EXERCISE A
Reproduce the listing below verbatim, starting at its first line and ending at the line that contains "svg-text:Drawn By:: Drawn", with both of those lines included.

SOURCE
-- start --
Once or twice a year I like to look back and take stock. Instead of the end of the year, when most people reflect, fall is typically my season of self-assessment. Maybe it’s the change of seasons or maybe it’s the impending holidays and spending time with my family, but I find this exercise important for my own continued self-development. And so, with this in mind here are a few things I either learned or was reminded of so far in 2014.

1. Time management and delegation – I’ve always struggled with these, even when I worked in a professional setting I couldn’t allow myself to delegate work to other people. Now with my digital career, I still find myself doing all of the work instead of finding assistance with the small things. The result is a crazy amount of work and stress, some of which frankly isn’t needed. I think that in the next few months I’ll have to hire an assistant of some sort not to complete the meaningful work I do, but to help out with the nitpicky details.

2. Lighten up – This has ALWAYS been a problem for me; I remember my mom telling me that I needed a thicker skin. So while understanding the nature of this personality fault is nothing new for me, learning how to deal with it effectively is. Perhaps at age 38 I’m finally growing up, but I’ve noticed recently an ability to let more things fall of my back and to hold my tongue in instances I wouldn’t have just a few years ago. This may not be a big deal for most people, but for me it’s practically a psychological breakthrough.
-- end --
EXERCISE B
According to the self-assessment essay, why does the writer expect to hire an assistant in the next few months, and what work would that assistant handle?

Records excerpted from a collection
-- start --
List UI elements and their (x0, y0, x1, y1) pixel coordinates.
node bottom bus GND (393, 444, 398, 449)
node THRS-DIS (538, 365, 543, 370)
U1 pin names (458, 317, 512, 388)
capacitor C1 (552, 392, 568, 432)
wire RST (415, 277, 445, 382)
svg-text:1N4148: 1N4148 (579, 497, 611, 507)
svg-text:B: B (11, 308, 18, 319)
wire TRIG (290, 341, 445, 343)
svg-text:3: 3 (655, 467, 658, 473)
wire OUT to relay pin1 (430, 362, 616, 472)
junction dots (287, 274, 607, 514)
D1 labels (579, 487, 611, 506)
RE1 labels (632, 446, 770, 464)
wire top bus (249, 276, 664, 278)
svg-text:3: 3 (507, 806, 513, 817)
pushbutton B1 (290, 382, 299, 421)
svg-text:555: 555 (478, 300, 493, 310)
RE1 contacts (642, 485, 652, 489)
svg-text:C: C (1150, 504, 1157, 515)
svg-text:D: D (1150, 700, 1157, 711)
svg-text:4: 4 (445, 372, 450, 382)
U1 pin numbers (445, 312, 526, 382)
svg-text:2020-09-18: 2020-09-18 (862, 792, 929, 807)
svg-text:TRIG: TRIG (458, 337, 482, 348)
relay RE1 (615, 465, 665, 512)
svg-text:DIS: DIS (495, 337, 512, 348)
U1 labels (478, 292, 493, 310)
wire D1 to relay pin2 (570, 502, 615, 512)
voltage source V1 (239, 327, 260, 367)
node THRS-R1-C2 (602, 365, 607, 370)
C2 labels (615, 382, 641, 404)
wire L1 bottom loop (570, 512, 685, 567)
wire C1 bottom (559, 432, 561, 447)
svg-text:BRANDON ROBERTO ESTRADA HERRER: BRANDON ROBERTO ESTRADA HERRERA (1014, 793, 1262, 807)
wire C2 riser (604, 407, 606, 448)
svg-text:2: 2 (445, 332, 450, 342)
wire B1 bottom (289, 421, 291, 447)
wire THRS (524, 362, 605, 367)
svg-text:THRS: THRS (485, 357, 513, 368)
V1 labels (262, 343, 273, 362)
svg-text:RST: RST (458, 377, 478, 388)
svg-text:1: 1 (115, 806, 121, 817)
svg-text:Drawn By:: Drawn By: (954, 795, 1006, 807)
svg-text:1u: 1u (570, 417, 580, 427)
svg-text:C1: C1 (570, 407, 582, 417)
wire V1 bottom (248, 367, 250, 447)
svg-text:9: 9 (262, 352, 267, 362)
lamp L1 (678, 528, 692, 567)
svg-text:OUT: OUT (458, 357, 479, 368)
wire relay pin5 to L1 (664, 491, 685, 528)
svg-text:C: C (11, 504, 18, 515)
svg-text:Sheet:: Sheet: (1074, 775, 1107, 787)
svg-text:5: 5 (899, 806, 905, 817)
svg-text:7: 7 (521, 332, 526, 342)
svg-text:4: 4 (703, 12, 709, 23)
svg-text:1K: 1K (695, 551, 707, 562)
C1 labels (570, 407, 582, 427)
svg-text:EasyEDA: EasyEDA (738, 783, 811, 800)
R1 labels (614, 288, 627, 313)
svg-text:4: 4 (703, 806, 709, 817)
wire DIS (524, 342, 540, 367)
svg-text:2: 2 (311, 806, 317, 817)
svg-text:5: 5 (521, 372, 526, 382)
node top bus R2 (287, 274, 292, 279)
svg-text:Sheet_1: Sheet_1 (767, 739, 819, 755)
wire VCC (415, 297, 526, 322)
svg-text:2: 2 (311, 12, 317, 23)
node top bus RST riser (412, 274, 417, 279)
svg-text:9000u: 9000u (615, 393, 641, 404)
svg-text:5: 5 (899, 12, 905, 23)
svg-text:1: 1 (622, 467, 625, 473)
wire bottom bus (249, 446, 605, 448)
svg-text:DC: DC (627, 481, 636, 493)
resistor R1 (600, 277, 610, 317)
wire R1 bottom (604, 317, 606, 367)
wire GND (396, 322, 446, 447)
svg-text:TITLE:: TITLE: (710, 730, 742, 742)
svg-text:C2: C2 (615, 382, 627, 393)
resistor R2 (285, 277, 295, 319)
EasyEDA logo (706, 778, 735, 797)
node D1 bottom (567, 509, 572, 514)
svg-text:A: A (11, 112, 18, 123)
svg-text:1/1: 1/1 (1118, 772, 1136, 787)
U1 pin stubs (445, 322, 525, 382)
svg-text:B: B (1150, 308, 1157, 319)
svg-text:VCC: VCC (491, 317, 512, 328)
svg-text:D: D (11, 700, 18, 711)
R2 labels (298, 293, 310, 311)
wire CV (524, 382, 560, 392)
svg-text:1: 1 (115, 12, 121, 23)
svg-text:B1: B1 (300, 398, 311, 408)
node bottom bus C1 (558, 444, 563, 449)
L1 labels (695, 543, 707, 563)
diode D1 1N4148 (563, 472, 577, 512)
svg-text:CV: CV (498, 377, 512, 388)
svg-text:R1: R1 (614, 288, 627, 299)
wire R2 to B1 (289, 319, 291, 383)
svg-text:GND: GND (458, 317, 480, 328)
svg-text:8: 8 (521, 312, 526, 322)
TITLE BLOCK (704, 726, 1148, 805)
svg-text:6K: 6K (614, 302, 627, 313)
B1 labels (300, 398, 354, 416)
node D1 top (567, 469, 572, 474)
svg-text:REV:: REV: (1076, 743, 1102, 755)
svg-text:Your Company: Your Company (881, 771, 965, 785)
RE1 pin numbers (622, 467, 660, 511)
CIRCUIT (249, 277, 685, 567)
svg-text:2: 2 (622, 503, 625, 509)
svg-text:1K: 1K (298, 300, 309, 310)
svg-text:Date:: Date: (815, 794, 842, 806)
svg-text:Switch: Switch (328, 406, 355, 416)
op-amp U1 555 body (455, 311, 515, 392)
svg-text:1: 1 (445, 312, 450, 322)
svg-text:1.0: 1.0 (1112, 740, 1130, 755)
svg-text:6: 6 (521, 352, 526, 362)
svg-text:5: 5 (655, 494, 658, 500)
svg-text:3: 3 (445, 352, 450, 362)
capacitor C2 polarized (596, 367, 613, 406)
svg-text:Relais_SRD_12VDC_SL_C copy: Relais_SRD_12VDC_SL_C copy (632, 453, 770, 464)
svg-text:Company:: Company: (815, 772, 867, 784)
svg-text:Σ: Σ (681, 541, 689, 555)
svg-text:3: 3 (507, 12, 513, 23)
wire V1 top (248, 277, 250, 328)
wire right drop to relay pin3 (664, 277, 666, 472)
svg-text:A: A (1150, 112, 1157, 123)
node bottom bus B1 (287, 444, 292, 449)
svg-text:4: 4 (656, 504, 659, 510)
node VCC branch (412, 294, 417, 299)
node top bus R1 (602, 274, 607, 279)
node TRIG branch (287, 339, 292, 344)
-- end --
EXERCISE ANSWER A
List UI elements and their (x0, y0, x1, y1) pixel coordinates.
node bottom bus GND (393, 444, 398, 449)
node THRS-DIS (538, 365, 543, 370)
U1 pin names (458, 317, 512, 388)
capacitor C1 (552, 392, 568, 432)
wire RST (415, 277, 445, 382)
svg-text:1N4148: 1N4148 (579, 497, 611, 507)
svg-text:B: B (11, 308, 18, 319)
wire TRIG (290, 341, 445, 343)
svg-text:3: 3 (655, 467, 658, 473)
wire OUT to relay pin1 (430, 362, 616, 472)
junction dots (287, 274, 607, 514)
D1 labels (579, 487, 611, 506)
RE1 labels (632, 446, 770, 464)
wire top bus (249, 276, 664, 278)
svg-text:3: 3 (507, 806, 513, 817)
pushbutton B1 (290, 382, 299, 421)
svg-text:555: 555 (478, 300, 493, 310)
RE1 contacts (642, 485, 652, 489)
svg-text:C: C (1150, 504, 1157, 515)
svg-text:D: D (1150, 700, 1157, 711)
svg-text:4: 4 (445, 372, 450, 382)
U1 pin numbers (445, 312, 526, 382)
svg-text:2020-09-18: 2020-09-18 (862, 792, 929, 807)
svg-text:TRIG: TRIG (458, 337, 482, 348)
relay RE1 (615, 465, 665, 512)
svg-text:DIS: DIS (495, 337, 512, 348)
U1 labels (478, 292, 493, 310)
wire D1 to relay pin2 (570, 502, 615, 512)
voltage source V1 (239, 327, 260, 367)
node THRS-R1-C2 (602, 365, 607, 370)
C2 labels (615, 382, 641, 404)
wire L1 bottom loop (570, 512, 685, 567)
wire C1 bottom (559, 432, 561, 447)
svg-text:BRANDON ROBERTO ESTRADA HERRER: BRANDON ROBERTO ESTRADA HERRERA (1014, 793, 1262, 807)
wire C2 riser (604, 407, 606, 448)
svg-text:2: 2 (445, 332, 450, 342)
wire B1 bottom (289, 421, 291, 447)
wire THRS (524, 362, 605, 367)
svg-text:THRS: THRS (485, 357, 513, 368)
V1 labels (262, 343, 273, 362)
svg-text:RST: RST (458, 377, 478, 388)
svg-text:1: 1 (115, 806, 121, 817)
svg-text:Drawn By:: Drawn By: (954, 795, 1006, 807)

EXERCISE ANSWER B
The writer does all of the work alone instead of getting help with the small things, which produces a crazy amount of work and stress, some of which is not needed. The assistant would not complete the meaningful work but would help with the nitpicky details.